*THE TASK:* Locate each line in the records that contains the string "noaa", treating uppercase and lowercase letters as different, and copy those lines.

[Entries taken from a collection]
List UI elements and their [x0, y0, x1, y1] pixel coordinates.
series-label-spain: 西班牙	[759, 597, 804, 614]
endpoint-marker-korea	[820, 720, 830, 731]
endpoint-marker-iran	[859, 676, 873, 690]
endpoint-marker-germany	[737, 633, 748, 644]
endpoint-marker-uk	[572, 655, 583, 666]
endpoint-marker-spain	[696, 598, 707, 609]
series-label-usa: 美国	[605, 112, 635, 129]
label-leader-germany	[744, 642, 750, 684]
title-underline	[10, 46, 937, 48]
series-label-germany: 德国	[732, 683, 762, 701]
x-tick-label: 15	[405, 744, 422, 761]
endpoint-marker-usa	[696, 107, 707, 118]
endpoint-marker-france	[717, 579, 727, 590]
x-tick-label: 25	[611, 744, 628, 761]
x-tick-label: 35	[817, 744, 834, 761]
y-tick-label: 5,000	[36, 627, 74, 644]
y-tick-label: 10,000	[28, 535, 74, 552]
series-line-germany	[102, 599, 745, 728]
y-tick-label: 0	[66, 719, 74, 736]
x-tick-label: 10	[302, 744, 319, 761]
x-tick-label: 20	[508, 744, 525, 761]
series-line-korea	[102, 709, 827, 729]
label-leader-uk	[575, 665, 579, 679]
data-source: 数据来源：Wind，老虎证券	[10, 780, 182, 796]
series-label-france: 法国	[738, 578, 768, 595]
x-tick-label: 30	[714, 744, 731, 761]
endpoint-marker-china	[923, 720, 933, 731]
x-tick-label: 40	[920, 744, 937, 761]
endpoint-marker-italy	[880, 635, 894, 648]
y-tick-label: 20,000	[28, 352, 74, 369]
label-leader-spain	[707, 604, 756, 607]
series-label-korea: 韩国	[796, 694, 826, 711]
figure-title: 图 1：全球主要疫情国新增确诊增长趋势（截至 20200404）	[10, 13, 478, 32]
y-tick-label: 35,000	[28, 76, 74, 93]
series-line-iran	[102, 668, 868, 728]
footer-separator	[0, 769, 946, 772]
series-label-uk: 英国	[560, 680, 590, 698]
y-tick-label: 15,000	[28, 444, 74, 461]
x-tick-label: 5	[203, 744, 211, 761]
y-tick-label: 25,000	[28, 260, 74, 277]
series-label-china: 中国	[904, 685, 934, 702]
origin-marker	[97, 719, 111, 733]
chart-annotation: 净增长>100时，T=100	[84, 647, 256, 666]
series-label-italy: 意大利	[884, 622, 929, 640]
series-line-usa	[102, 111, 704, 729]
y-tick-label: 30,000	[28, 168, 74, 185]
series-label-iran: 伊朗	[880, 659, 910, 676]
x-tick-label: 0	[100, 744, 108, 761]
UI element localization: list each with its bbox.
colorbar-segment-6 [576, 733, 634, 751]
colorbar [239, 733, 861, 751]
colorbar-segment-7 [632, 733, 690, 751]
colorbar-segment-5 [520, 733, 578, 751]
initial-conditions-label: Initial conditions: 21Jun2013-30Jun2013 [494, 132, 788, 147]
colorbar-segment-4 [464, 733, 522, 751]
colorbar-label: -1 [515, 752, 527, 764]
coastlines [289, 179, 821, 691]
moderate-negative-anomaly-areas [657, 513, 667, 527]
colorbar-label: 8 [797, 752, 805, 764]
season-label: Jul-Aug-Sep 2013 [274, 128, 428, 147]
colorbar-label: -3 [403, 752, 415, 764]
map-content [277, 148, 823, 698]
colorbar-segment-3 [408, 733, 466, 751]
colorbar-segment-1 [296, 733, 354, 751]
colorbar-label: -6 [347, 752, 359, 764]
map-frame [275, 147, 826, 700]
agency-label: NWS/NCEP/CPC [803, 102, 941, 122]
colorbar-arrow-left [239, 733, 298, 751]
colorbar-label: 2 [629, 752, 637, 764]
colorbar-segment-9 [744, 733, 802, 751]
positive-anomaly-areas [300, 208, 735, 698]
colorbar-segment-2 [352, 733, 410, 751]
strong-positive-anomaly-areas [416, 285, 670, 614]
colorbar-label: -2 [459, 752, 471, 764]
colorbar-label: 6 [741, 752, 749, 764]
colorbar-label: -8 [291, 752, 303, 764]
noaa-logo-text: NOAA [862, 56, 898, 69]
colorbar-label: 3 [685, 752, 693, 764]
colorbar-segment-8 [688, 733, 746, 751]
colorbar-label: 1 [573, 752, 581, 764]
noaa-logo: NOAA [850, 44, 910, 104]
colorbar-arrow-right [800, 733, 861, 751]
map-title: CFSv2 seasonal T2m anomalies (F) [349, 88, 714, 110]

*FULL SOLUTION:*
noaa-logo-text: NOAA [862, 56, 898, 69]
noaa-logo: NOAA [850, 44, 910, 104]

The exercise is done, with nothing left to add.